Task description: Return only the number of lines that hold "calendar".

Part of a data file:
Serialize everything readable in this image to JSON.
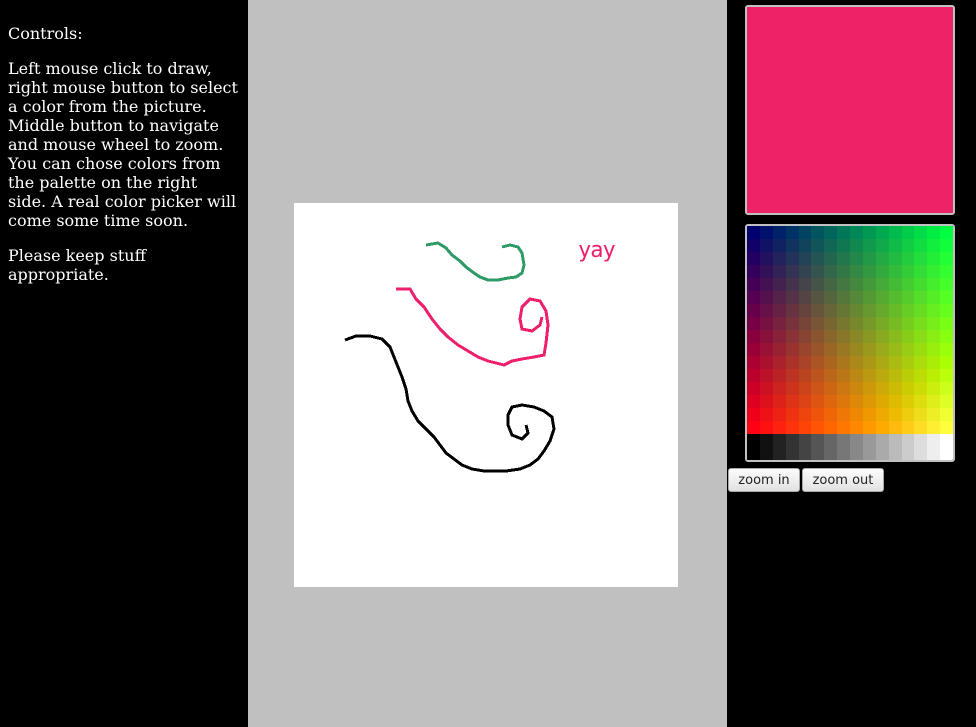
{
  "instructions": {
    "heading": "Controls:",
    "body": "Left mouse click to draw, right mouse button to select a color from the picture. Middle button to navigate and mouse wheel to zoom. You can chose colors from the palette on the right side. A real color picker will come some time soon.",
    "note": "Please keep stuff appropriate."
  },
  "canvas": {
    "drawn_text": "yay",
    "colors": {
      "background": "#ffffff",
      "green": "#2e9b66",
      "pink": "#ee1f6c",
      "black": "#000000"
    }
  },
  "selected_color": "#ee2266",
  "buttons": {
    "zoom_in": "zoom in",
    "zoom_out": "zoom out"
  },
  "icons": {
    "current-color-swatch": "color-preview",
    "palette": "color-palette-grid"
  }
}
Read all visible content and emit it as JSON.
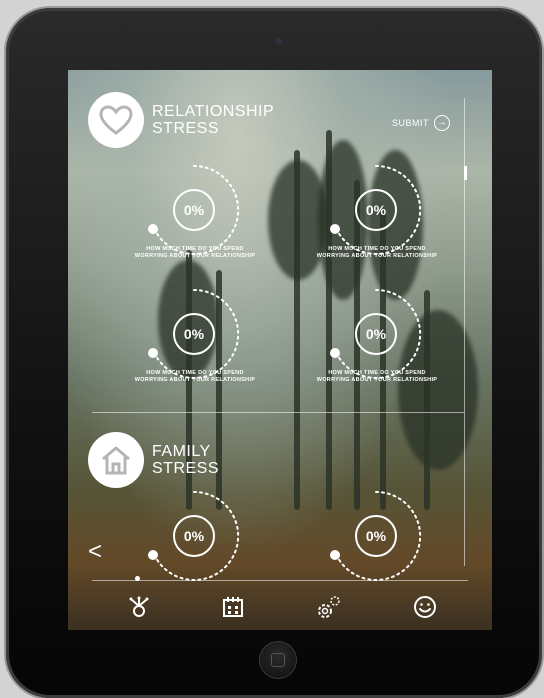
{
  "sections": [
    {
      "title_line1": "RELATIONSHIP",
      "title_line2": "STRESS",
      "icon": "heart-icon",
      "questions": [
        {
          "value": "0%",
          "text": "HOW MUCH TIME DO YOU SPEND WORRYING ABOUT YOUR RELATIONSHIP"
        },
        {
          "value": "0%",
          "text": "HOW MUCH TIME DO YOU SPEND WORRYING ABOUT YOUR RELATIONSHIP"
        },
        {
          "value": "0%",
          "text": "HOW MUCH TIME DO YOU SPEND WORRYING ABOUT YOUR RELATIONSHIP"
        },
        {
          "value": "0%",
          "text": "HOW MUCH TIME DO YOU SPEND WORRYING ABOUT YOUR RELATIONSHIP"
        }
      ]
    },
    {
      "title_line1": "FAMILY",
      "title_line2": "STRESS",
      "icon": "house-icon",
      "questions": [
        {
          "value": "0%",
          "text": ""
        },
        {
          "value": "0%",
          "text": ""
        }
      ]
    }
  ],
  "submit_label": "SUBMIT",
  "back_label": "<",
  "tabs": [
    {
      "name": "stress-tab",
      "icon": "person-icon",
      "active": true
    },
    {
      "name": "calendar-tab",
      "icon": "calendar-icon",
      "active": false
    },
    {
      "name": "settings-tab",
      "icon": "gear-icon",
      "active": false
    },
    {
      "name": "mood-tab",
      "icon": "smiley-icon",
      "active": false
    }
  ],
  "colors": {
    "text": "#ffffff",
    "bezel": "#111111"
  }
}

Answer to this problem: 2